→ What is expected
Please copy out every line of the records below with no changes.

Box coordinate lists
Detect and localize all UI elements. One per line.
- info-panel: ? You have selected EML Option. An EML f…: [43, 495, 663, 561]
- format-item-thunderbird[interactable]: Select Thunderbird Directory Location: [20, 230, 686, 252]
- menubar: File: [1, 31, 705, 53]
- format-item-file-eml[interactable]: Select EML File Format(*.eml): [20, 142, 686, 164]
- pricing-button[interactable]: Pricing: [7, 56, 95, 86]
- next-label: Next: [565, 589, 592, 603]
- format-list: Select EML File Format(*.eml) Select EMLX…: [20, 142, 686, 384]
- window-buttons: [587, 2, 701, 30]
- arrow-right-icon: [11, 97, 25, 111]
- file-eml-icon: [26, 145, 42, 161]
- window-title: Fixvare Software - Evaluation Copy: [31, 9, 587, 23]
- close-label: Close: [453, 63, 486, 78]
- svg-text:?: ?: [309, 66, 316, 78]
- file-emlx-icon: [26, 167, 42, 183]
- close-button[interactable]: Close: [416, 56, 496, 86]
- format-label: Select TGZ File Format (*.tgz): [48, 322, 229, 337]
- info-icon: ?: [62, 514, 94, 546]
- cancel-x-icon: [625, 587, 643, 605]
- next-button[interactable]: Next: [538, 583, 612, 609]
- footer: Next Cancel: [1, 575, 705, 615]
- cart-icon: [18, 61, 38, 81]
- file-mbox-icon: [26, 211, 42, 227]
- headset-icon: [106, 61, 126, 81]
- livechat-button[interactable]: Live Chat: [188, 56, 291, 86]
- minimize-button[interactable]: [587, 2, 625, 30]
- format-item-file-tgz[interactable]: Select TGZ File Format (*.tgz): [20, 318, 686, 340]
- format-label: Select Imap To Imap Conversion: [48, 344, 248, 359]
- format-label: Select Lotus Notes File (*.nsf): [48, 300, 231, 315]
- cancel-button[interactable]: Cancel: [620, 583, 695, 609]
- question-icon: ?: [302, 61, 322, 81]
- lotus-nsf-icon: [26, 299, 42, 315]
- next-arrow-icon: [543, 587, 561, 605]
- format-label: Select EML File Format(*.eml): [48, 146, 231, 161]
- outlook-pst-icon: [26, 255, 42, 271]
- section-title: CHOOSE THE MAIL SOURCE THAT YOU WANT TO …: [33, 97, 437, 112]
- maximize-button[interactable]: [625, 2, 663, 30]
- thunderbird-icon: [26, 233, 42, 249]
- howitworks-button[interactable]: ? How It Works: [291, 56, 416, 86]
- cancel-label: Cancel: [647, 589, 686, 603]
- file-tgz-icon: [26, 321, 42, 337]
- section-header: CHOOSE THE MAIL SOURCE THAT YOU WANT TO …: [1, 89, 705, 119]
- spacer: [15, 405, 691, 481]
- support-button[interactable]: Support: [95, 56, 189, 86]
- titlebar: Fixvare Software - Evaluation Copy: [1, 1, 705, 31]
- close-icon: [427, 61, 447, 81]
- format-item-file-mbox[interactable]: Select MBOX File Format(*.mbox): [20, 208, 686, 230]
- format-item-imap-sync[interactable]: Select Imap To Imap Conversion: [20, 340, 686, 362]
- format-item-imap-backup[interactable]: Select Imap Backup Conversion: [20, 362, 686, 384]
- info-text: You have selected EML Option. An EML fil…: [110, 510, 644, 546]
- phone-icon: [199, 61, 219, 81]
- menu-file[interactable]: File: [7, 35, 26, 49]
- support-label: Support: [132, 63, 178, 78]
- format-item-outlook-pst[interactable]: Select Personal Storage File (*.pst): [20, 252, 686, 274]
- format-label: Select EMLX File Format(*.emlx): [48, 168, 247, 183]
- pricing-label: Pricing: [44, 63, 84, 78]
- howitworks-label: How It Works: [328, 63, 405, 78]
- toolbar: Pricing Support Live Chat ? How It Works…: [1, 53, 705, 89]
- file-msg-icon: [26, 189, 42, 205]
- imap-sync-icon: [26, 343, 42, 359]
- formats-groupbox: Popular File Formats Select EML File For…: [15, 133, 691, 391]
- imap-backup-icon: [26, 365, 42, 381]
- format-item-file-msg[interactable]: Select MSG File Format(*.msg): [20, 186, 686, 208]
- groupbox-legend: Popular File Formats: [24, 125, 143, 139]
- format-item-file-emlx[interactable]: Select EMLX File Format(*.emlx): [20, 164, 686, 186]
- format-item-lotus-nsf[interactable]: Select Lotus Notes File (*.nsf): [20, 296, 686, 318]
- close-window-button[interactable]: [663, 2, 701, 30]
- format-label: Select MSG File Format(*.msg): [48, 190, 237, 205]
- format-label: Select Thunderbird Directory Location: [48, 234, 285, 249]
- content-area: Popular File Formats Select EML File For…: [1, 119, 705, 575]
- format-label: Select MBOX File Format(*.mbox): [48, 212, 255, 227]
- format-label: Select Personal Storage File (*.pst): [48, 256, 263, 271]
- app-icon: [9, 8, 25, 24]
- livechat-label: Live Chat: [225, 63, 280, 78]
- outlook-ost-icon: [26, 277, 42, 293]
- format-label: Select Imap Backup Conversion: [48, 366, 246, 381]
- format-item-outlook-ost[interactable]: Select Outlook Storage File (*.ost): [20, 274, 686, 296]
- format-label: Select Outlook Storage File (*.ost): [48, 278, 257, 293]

→ Task response
Detect and localize all UI elements. One per line.
- info-panel: ? You have selected EML Option. An EML f…: [43, 495, 663, 561]
- format-item-thunderbird[interactable]: Select Thunderbird Directory Location: [20, 230, 686, 252]
- menubar: File: [1, 31, 705, 53]
- format-item-file-eml[interactable]: Select EML File Format(*.eml): [20, 142, 686, 164]
- pricing-button[interactable]: Pricing: [7, 56, 95, 86]
- next-label: Next: [565, 589, 592, 603]
- format-list: Select EML File Format(*.eml) Select EMLX…: [20, 142, 686, 384]
- window-buttons: [587, 2, 701, 30]
- arrow-right-icon: [11, 97, 25, 111]
- file-eml-icon: [26, 145, 42, 161]
- window-title: Fixvare Software - Evaluation Copy: [31, 9, 587, 23]
- close-label: Close: [453, 63, 486, 78]
- svg-text:?: ?: [309, 66, 316, 78]
- file-emlx-icon: [26, 167, 42, 183]
- close-button[interactable]: Close: [416, 56, 496, 86]
- format-label: Select TGZ File Format (*.tgz): [48, 322, 229, 337]
- info-icon: ?: [62, 514, 94, 546]
- cancel-x-icon: [625, 587, 643, 605]
- next-button[interactable]: Next: [538, 583, 612, 609]
- footer: Next Cancel: [1, 575, 705, 615]
- cart-icon: [18, 61, 38, 81]
- file-mbox-icon: [26, 211, 42, 227]
- headset-icon: [106, 61, 126, 81]
- livechat-button[interactable]: Live Chat: [188, 56, 291, 86]
- minimize-button[interactable]: [587, 2, 625, 30]
- format-item-file-tgz[interactable]: Select TGZ File Format (*.tgz): [20, 318, 686, 340]
- format-label: Select Imap To Imap Conversion: [48, 344, 248, 359]
- format-label: Select Lotus Notes File (*.nsf): [48, 300, 231, 315]
- cancel-button[interactable]: Cancel: [620, 583, 695, 609]
- question-icon: ?: [302, 61, 322, 81]
- lotus-nsf-icon: [26, 299, 42, 315]
- next-arrow-icon: [543, 587, 561, 605]
- format-label: Select EML File Format(*.eml): [48, 146, 231, 161]
- outlook-pst-icon: [26, 255, 42, 271]
- section-title: CHOOSE THE MAIL SOURCE THAT YOU WANT TO …: [33, 97, 437, 112]
- maximize-button[interactable]: [625, 2, 663, 30]
- thunderbird-icon: [26, 233, 42, 249]
- howitworks-button[interactable]: ? How It Works: [291, 56, 416, 86]
- cancel-label: Cancel: [647, 589, 686, 603]
- file-tgz-icon: [26, 321, 42, 337]
- section-header: CHOOSE THE MAIL SOURCE THAT YOU WANT TO …: [1, 89, 705, 119]
- spacer: [15, 405, 691, 481]
- support-button[interactable]: Support: [95, 56, 189, 86]
- titlebar: Fixvare Software - Evaluation Copy: [1, 1, 705, 31]
- close-icon: [427, 61, 447, 81]
- format-item-file-mbox[interactable]: Select MBOX File Format(*.mbox): [20, 208, 686, 230]
- format-item-imap-sync[interactable]: Select Imap To Imap Conversion: [20, 340, 686, 362]
- format-item-imap-backup[interactable]: Select Imap Backup Conversion: [20, 362, 686, 384]
- info-text: You have selected EML Option. An EML fil…: [110, 510, 644, 546]
- phone-icon: [199, 61, 219, 81]
- menu-file[interactable]: File: [7, 35, 26, 49]
- support-label: Support: [132, 63, 178, 78]
- format-item-outlook-pst[interactable]: Select Personal Storage File (*.pst): [20, 252, 686, 274]
- format-label: Select EMLX File Format(*.emlx): [48, 168, 247, 183]
- pricing-label: Pricing: [44, 63, 84, 78]
- howitworks-label: How It Works: [328, 63, 405, 78]
- toolbar: Pricing Support Live Chat ? How It Works…: [1, 53, 705, 89]
- file-msg-icon: [26, 189, 42, 205]
- imap-sync-icon: [26, 343, 42, 359]
- formats-groupbox: Popular File Formats Select EML File For…: [15, 133, 691, 391]
- imap-backup-icon: [26, 365, 42, 381]
- format-item-file-msg[interactable]: Select MSG File Format(*.msg): [20, 186, 686, 208]
- groupbox-legend: Popular File Formats: [24, 125, 143, 139]
- format-item-file-emlx[interactable]: Select EMLX File Format(*.emlx): [20, 164, 686, 186]
- format-item-lotus-nsf[interactable]: Select Lotus Notes File (*.nsf): [20, 296, 686, 318]
- close-window-button[interactable]: [663, 2, 701, 30]
- format-label: Select MSG File Format(*.msg): [48, 190, 237, 205]
- format-label: Select Thunderbird Directory Location: [48, 234, 285, 249]
- content-area: Popular File Formats Select EML File For…: [1, 119, 705, 575]
- format-label: Select MBOX File Format(*.mbox): [48, 212, 255, 227]
- format-label: Select Personal Storage File (*.pst): [48, 256, 263, 271]
- app-icon: [9, 8, 25, 24]
- livechat-label: Live Chat: [225, 63, 280, 78]
- outlook-ost-icon: [26, 277, 42, 293]
- format-label: Select Imap Backup Conversion: [48, 366, 246, 381]
- format-item-outlook-ost[interactable]: Select Outlook Storage File (*.ost): [20, 274, 686, 296]
- format-label: Select Outlook Storage File (*.ost): [48, 278, 257, 293]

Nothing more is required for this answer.